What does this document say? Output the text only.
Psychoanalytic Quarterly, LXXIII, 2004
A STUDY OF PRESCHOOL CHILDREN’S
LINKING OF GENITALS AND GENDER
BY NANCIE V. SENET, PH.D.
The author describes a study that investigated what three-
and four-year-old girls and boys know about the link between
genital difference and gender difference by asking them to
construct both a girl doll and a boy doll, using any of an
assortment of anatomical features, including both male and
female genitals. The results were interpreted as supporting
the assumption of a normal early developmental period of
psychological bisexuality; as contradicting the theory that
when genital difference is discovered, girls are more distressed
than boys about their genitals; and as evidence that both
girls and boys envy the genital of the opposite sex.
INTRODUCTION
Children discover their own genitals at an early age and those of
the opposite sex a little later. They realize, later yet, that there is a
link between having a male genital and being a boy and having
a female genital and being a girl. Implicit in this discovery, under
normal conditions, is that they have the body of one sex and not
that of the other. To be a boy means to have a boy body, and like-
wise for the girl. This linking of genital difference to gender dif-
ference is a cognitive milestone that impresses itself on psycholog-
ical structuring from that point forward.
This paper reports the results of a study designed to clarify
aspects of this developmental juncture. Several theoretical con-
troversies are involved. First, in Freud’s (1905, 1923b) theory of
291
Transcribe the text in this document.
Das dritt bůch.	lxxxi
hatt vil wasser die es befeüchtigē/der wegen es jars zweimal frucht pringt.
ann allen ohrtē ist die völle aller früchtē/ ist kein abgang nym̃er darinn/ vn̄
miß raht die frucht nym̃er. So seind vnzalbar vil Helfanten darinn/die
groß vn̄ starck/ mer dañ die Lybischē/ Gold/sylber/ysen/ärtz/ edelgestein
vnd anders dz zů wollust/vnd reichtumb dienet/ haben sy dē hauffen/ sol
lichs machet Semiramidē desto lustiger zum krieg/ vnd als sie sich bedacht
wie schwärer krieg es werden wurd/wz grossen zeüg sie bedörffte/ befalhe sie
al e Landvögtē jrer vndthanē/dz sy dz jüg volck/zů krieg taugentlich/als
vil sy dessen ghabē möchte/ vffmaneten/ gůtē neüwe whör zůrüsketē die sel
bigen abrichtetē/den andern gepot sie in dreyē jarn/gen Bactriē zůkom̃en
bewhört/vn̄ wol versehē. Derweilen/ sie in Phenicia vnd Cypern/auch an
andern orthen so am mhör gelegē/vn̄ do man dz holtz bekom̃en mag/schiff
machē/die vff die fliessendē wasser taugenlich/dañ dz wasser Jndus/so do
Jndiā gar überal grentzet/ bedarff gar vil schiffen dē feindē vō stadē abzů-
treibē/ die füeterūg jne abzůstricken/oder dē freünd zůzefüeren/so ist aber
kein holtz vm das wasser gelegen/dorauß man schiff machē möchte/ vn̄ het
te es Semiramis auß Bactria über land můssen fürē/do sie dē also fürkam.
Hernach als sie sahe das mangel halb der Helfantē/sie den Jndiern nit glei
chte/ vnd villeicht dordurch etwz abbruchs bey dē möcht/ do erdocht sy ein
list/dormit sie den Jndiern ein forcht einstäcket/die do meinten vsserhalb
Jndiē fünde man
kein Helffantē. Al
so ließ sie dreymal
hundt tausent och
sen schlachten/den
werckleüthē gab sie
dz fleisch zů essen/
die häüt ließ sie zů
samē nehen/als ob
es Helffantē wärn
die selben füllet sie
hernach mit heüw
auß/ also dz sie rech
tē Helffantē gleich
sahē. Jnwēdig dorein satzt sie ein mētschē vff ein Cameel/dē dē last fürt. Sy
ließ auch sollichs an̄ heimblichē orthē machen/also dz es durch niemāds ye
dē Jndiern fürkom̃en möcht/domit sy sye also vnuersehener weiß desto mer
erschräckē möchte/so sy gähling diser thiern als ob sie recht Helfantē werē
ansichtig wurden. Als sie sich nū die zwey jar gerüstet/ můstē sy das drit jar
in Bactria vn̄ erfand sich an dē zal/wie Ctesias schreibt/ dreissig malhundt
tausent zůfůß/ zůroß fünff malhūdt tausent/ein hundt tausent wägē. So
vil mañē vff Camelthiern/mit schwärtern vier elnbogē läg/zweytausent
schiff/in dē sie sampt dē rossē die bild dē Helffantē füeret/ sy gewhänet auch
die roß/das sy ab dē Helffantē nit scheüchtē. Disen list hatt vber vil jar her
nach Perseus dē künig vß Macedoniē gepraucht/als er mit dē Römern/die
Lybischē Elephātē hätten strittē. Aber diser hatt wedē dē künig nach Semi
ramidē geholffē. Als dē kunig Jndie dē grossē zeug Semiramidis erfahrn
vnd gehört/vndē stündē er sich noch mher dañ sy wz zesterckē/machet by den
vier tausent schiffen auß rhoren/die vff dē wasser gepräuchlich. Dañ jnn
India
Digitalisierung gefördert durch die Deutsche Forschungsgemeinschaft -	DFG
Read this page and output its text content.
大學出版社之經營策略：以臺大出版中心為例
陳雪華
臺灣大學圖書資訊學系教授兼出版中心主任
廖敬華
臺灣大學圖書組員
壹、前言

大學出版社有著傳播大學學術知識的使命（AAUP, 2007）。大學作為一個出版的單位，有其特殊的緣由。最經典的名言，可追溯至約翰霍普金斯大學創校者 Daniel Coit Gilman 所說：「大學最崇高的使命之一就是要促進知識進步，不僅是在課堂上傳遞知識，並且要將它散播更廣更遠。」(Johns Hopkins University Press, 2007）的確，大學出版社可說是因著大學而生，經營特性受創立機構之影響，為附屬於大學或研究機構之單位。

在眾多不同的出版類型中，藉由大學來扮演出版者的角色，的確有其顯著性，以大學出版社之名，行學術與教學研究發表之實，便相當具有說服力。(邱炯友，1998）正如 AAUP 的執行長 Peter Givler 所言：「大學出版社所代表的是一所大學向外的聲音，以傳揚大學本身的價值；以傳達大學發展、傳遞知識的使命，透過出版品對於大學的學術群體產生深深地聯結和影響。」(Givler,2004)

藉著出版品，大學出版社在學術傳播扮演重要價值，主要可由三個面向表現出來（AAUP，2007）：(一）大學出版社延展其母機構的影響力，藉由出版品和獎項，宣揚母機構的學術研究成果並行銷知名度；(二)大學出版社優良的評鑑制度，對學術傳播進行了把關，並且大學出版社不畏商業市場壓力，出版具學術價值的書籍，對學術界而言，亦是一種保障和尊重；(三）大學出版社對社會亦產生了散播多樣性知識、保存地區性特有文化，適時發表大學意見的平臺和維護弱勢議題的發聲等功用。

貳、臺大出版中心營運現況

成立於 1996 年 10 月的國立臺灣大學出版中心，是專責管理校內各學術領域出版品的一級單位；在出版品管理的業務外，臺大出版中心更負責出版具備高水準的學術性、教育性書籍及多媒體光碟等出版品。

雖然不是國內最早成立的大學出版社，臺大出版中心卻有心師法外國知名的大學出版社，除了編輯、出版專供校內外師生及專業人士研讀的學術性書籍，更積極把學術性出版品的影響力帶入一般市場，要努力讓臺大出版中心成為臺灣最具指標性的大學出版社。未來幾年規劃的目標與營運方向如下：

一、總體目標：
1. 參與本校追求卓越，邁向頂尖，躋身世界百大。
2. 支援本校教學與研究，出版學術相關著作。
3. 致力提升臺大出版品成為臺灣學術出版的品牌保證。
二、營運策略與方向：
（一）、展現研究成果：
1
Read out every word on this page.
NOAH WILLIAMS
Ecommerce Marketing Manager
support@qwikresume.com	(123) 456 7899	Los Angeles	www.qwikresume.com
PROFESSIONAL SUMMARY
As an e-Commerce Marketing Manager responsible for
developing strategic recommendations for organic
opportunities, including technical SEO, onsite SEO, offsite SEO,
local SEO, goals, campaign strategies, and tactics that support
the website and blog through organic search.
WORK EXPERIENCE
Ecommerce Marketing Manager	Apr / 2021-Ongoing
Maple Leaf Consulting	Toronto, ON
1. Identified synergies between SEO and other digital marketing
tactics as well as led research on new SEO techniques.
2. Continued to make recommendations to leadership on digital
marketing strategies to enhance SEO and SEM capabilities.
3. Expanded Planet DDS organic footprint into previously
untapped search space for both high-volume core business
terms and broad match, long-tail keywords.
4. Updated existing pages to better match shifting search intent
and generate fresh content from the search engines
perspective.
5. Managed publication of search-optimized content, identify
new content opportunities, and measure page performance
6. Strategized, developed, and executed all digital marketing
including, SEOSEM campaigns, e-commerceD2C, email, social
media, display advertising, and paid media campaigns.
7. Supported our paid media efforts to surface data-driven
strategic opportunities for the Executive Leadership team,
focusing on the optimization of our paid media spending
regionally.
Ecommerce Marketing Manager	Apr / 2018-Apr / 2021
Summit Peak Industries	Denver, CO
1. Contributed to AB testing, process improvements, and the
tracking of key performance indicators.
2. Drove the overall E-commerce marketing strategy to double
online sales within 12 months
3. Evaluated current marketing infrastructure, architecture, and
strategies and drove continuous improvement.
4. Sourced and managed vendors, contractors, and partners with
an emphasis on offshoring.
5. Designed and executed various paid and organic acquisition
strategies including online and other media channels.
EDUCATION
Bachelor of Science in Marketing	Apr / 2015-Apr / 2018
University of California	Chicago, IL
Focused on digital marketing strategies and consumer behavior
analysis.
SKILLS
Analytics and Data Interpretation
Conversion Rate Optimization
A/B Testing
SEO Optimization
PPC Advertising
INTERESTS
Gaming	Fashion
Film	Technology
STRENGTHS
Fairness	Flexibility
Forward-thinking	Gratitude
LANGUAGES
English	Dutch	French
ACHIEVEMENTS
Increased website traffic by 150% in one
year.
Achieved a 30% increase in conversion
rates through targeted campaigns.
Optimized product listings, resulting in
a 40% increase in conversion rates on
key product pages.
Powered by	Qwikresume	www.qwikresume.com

**********

-- What you should do --
Count how many lines of the data include the word "campaigns". Your reply should be that number alone.

-- Correct answer --
3